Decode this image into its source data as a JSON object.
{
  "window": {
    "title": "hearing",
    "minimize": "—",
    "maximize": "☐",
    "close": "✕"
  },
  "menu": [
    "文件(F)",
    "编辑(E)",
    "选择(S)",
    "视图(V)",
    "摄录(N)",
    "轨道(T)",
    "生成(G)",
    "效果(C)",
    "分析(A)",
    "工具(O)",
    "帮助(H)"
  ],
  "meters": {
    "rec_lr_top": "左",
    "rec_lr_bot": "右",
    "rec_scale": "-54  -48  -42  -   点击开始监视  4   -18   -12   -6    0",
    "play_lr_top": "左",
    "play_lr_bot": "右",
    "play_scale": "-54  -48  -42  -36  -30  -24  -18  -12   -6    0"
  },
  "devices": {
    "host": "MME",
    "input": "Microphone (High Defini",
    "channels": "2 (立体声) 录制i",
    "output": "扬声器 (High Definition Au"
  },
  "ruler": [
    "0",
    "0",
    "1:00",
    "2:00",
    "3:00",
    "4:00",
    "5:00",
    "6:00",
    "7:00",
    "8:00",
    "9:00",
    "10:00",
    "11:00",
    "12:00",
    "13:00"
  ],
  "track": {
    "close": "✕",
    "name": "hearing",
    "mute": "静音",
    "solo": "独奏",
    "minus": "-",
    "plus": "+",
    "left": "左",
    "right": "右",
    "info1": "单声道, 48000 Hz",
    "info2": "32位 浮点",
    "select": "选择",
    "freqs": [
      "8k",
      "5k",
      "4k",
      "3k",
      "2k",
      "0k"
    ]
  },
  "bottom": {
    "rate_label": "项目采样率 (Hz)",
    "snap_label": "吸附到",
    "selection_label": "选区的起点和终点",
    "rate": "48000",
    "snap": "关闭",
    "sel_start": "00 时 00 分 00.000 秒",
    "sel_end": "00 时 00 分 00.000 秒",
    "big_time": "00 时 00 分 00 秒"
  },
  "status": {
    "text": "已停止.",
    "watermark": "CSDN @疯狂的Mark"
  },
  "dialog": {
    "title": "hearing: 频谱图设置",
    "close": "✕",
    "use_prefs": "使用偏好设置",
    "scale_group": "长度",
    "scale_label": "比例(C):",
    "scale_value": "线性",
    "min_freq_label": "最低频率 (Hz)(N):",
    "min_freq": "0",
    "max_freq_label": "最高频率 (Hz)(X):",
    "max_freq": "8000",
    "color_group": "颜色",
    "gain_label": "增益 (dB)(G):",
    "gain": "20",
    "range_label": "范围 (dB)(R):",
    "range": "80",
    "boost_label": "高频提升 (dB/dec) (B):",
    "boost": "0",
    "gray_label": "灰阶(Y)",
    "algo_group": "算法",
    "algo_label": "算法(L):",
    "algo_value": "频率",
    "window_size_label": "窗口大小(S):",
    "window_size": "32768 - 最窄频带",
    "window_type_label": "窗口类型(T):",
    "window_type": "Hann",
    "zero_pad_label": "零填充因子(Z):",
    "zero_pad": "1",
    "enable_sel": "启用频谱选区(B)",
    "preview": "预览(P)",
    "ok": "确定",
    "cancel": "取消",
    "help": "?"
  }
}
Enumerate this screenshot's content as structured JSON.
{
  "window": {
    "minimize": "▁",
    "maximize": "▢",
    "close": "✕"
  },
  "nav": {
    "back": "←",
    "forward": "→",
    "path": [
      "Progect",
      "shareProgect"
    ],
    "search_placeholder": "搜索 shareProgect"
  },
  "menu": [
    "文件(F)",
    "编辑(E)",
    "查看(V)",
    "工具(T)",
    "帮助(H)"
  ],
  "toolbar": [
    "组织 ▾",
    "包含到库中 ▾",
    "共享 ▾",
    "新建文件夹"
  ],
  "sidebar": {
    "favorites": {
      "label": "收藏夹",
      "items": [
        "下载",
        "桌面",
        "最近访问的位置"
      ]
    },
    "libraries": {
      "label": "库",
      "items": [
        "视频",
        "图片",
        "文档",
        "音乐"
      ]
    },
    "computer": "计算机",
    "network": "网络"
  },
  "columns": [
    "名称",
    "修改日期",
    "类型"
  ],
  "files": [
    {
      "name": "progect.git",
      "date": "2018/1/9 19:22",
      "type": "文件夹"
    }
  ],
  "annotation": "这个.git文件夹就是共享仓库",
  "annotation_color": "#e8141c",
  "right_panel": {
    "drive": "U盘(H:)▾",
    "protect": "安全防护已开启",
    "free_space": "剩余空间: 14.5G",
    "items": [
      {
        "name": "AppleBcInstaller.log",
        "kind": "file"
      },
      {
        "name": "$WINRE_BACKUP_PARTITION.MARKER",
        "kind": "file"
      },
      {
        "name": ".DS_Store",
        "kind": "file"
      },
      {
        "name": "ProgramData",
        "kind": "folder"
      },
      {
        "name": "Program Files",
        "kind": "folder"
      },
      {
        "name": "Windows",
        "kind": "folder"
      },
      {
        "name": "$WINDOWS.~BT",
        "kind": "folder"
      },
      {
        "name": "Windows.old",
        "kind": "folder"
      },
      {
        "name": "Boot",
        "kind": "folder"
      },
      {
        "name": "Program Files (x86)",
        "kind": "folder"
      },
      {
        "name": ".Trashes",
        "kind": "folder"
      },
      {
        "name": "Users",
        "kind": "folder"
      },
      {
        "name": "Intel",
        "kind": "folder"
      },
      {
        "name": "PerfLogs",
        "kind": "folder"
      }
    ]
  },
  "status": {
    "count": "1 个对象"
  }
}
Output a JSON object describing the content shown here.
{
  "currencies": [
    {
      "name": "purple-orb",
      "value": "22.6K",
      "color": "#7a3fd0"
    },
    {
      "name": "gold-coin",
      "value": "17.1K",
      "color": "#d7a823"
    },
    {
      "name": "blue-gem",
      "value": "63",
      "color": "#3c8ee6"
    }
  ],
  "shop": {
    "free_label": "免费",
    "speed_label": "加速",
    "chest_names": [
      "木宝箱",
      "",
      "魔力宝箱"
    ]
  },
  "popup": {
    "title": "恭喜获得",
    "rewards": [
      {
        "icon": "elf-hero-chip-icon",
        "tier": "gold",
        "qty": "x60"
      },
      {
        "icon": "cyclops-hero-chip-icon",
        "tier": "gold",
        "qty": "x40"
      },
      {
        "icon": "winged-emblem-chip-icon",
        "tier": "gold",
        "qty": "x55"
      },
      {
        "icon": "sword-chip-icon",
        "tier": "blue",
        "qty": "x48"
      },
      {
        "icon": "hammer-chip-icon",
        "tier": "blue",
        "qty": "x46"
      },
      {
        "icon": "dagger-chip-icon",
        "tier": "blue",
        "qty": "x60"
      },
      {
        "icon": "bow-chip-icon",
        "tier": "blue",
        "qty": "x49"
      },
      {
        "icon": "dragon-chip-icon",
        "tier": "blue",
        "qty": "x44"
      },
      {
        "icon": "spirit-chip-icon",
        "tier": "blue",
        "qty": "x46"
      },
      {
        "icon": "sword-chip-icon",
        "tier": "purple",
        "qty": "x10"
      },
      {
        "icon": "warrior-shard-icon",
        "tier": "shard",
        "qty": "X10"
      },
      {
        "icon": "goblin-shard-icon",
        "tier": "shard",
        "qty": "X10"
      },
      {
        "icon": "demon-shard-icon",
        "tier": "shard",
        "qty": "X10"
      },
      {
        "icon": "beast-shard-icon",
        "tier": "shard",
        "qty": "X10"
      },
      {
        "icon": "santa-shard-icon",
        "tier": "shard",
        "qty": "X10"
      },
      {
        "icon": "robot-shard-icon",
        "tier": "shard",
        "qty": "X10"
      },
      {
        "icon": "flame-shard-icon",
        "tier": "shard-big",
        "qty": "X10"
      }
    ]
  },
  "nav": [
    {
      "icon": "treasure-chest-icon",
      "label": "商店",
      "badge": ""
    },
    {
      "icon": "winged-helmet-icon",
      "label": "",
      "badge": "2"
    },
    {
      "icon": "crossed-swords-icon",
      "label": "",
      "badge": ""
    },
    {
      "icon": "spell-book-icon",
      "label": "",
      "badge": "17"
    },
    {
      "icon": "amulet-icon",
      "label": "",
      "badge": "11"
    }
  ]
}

* **What is asked**:
Check each line of the data above for the word "hearing" and say how many lines contain it, giving nothing besides the number.

* **Result for this exercise**:
3